* WORK REQUIRED
Return the records that follow, matching each one exactly.

Stored data
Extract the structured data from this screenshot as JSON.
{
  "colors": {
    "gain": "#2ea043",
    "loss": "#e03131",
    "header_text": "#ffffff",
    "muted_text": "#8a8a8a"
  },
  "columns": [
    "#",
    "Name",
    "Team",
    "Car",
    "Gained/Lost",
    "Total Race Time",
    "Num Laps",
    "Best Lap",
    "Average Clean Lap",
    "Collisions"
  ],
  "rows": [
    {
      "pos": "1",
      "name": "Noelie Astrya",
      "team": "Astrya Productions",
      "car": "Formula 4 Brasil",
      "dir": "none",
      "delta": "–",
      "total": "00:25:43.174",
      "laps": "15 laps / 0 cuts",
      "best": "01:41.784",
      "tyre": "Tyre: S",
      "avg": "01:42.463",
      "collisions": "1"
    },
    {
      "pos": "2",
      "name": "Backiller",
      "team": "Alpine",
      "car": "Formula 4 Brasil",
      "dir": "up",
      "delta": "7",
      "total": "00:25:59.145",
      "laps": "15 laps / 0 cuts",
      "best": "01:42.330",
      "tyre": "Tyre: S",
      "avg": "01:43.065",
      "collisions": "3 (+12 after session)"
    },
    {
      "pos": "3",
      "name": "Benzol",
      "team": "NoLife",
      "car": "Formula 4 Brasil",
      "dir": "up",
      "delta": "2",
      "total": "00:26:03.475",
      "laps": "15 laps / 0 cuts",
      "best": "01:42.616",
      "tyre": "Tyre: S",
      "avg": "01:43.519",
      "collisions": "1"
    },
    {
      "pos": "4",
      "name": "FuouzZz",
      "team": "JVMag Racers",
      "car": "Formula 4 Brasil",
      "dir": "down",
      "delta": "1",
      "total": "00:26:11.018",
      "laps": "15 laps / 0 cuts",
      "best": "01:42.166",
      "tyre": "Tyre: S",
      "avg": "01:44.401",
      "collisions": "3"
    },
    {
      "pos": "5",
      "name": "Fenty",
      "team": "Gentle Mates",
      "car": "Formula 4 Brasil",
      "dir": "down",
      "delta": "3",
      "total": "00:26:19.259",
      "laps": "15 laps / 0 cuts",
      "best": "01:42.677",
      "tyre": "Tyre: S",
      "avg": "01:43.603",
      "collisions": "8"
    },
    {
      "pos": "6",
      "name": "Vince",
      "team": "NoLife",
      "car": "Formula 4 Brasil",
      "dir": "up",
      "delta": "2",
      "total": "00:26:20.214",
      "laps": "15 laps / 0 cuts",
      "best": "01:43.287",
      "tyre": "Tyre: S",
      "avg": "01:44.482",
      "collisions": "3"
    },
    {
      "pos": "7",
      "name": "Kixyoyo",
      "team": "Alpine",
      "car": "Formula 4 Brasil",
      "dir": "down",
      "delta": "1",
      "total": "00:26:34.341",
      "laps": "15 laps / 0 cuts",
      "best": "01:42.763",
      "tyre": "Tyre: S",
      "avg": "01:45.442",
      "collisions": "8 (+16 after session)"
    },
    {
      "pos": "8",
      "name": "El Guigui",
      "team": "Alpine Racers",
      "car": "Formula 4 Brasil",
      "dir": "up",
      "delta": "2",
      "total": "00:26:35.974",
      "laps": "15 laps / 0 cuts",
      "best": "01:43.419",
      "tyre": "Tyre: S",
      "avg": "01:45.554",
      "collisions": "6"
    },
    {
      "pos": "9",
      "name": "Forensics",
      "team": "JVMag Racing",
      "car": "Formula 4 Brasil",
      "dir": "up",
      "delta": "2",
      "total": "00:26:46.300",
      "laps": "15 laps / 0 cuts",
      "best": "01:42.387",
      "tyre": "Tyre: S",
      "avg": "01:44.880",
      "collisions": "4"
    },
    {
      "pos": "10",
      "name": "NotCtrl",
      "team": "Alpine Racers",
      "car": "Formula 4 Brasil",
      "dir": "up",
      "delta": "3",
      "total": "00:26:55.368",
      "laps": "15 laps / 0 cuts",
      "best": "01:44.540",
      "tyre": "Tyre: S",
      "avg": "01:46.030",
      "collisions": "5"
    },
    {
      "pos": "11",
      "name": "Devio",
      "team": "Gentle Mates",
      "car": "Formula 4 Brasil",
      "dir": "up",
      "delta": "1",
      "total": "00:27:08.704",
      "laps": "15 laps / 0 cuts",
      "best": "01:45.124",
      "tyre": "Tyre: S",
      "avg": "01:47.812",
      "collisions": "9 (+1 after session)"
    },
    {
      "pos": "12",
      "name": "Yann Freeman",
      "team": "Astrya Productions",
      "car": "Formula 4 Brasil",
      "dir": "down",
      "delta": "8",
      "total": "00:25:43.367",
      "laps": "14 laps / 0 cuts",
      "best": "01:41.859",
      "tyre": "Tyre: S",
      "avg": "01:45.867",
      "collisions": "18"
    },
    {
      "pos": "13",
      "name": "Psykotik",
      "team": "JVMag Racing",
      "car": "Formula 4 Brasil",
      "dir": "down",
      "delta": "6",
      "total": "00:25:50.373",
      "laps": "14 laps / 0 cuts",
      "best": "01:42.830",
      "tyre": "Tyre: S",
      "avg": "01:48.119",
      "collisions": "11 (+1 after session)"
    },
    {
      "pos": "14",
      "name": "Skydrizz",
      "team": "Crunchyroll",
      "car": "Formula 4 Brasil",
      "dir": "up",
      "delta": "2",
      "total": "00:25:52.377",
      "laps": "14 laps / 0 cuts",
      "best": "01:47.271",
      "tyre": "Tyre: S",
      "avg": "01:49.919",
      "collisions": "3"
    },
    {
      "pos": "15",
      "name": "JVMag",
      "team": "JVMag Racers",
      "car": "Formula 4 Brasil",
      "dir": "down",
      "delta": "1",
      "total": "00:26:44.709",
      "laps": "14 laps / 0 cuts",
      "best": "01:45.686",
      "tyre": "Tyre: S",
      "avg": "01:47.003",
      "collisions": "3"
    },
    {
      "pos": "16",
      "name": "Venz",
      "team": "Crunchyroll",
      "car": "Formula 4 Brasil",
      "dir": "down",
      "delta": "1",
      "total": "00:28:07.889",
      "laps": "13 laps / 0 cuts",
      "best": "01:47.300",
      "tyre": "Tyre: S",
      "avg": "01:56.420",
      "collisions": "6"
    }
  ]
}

* ANSWER
Extract the structured data from this screenshot as JSON.
{
  "colors": {
    "gain": "#2ea043",
    "loss": "#e03131",
    "header_text": "#ffffff",
    "muted_text": "#8a8a8a"
  },
  "columns": [
    "#",
    "Name",
    "Team",
    "Car",
    "Gained/Lost",
    "Total Race Time",
    "Num Laps",
    "Best Lap",
    "Average Clean Lap",
    "Collisions"
  ],
  "rows": [
    {
      "pos": "1",
      "name": "Noelie Astrya",
      "team": "Astrya Productions",
      "car": "Formula 4 Brasil",
      "dir": "none",
      "delta": "–",
      "total": "00:25:43.174",
      "laps": "15 laps / 0 cuts",
      "best": "01:41.784",
      "tyre": "Tyre: S",
      "avg": "01:42.463",
      "collisions": "1"
    },
    {
      "pos": "2",
      "name": "Backiller",
      "team": "Alpine",
      "car": "Formula 4 Brasil",
      "dir": "up",
      "delta": "7",
      "total": "00:25:59.145",
      "laps": "15 laps / 0 cuts",
      "best": "01:42.330",
      "tyre": "Tyre: S",
      "avg": "01:43.065",
      "collisions": "3 (+12 after session)"
    },
    {
      "pos": "3",
      "name": "Benzol",
      "team": "NoLife",
      "car": "Formula 4 Brasil",
      "dir": "up",
      "delta": "2",
      "total": "00:26:03.475",
      "laps": "15 laps / 0 cuts",
      "best": "01:42.616",
      "tyre": "Tyre: S",
      "avg": "01:43.519",
      "collisions": "1"
    },
    {
      "pos": "4",
      "name": "FuouzZz",
      "team": "JVMag Racers",
      "car": "Formula 4 Brasil",
      "dir": "down",
      "delta": "1",
      "total": "00:26:11.018",
      "laps": "15 laps / 0 cuts",
      "best": "01:42.166",
      "tyre": "Tyre: S",
      "avg": "01:44.401",
      "collisions": "3"
    },
    {
      "pos": "5",
      "name": "Fenty",
      "team": "Gentle Mates",
      "car": "Formula 4 Brasil",
      "dir": "down",
      "delta": "3",
      "total": "00:26:19.259",
      "laps": "15 laps / 0 cuts",
      "best": "01:42.677",
      "tyre": "Tyre: S",
      "avg": "01:43.603",
      "collisions": "8"
    },
    {
      "pos": "6",
      "name": "Vince",
      "team": "NoLife",
      "car": "Formula 4 Brasil",
      "dir": "up",
      "delta": "2",
      "total": "00:26:20.214",
      "laps": "15 laps / 0 cuts",
      "best": "01:43.287",
      "tyre": "Tyre: S",
      "avg": "01:44.482",
      "collisions": "3"
    },
    {
      "pos": "7",
      "name": "Kixyoyo",
      "team": "Alpine",
      "car": "Formula 4 Brasil",
      "dir": "down",
      "delta": "1",
      "total": "00:26:34.341",
      "laps": "15 laps / 0 cuts",
      "best": "01:42.763",
      "tyre": "Tyre: S",
      "avg": "01:45.442",
      "collisions": "8 (+16 after session)"
    },
    {
      "pos": "8",
      "name": "El Guigui",
      "team": "Alpine Racers",
      "car": "Formula 4 Brasil",
      "dir": "up",
      "delta": "2",
      "total": "00:26:35.974",
      "laps": "15 laps / 0 cuts",
      "best": "01:43.419",
      "tyre": "Tyre: S",
      "avg": "01:45.554",
      "collisions": "6"
    },
    {
      "pos": "9",
      "name": "Forensics",
      "team": "JVMag Racing",
      "car": "Formula 4 Brasil",
      "dir": "up",
      "delta": "2",
      "total": "00:26:46.300",
      "laps": "15 laps / 0 cuts",
      "best": "01:42.387",
      "tyre": "Tyre: S",
      "avg": "01:44.880",
      "collisions": "4"
    },
    {
      "pos": "10",
      "name": "NotCtrl",
      "team": "Alpine Racers",
      "car": "Formula 4 Brasil",
      "dir": "up",
      "delta": "3",
      "total": "00:26:55.368",
      "laps": "15 laps / 0 cuts",
      "best": "01:44.540",
      "tyre": "Tyre: S",
      "avg": "01:46.030",
      "collisions": "5"
    },
    {
      "pos": "11",
      "name": "Devio",
      "team": "Gentle Mates",
      "car": "Formula 4 Brasil",
      "dir": "up",
      "delta": "1",
      "total": "00:27:08.704",
      "laps": "15 laps / 0 cuts",
      "best": "01:45.124",
      "tyre": "Tyre: S",
      "avg": "01:47.812",
      "collisions": "9 (+1 after session)"
    },
    {
      "pos": "12",
      "name": "Yann Freeman",
      "team": "Astrya Productions",
      "car": "Formula 4 Brasil",
      "dir": "down",
      "delta": "8",
      "total": "00:25:43.367",
      "laps": "14 laps / 0 cuts",
      "best": "01:41.859",
      "tyre": "Tyre: S",
      "avg": "01:45.867",
      "collisions": "18"
    },
    {
      "pos": "13",
      "name": "Psykotik",
      "team": "JVMag Racing",
      "car": "Formula 4 Brasil",
      "dir": "down",
      "delta": "6",
      "total": "00:25:50.373",
      "laps": "14 laps / 0 cuts",
      "best": "01:42.830",
      "tyre": "Tyre: S",
      "avg": "01:48.119",
      "collisions": "11 (+1 after session)"
    },
    {
      "pos": "14",
      "name": "Skydrizz",
      "team": "Crunchyroll",
      "car": "Formula 4 Brasil",
      "dir": "up",
      "delta": "2",
      "total": "00:25:52.377",
      "laps": "14 laps / 0 cuts",
      "best": "01:47.271",
      "tyre": "Tyre: S",
      "avg": "01:49.919",
      "collisions": "3"
    },
    {
      "pos": "15",
      "name": "JVMag",
      "team": "JVMag Racers",
      "car": "Formula 4 Brasil",
      "dir": "down",
      "delta": "1",
      "total": "00:26:44.709",
      "laps": "14 laps / 0 cuts",
      "best": "01:45.686",
      "tyre": "Tyre: S",
      "avg": "01:47.003",
      "collisions": "3"
    },
    {
      "pos": "16",
      "name": "Venz",
      "team": "Crunchyroll",
      "car": "Formula 4 Brasil",
      "dir": "down",
      "delta": "1",
      "total": "00:28:07.889",
      "laps": "13 laps / 0 cuts",
      "best": "01:47.300",
      "tyre": "Tyre: S",
      "avg": "01:56.420",
      "collisions": "6"
    }
  ]
}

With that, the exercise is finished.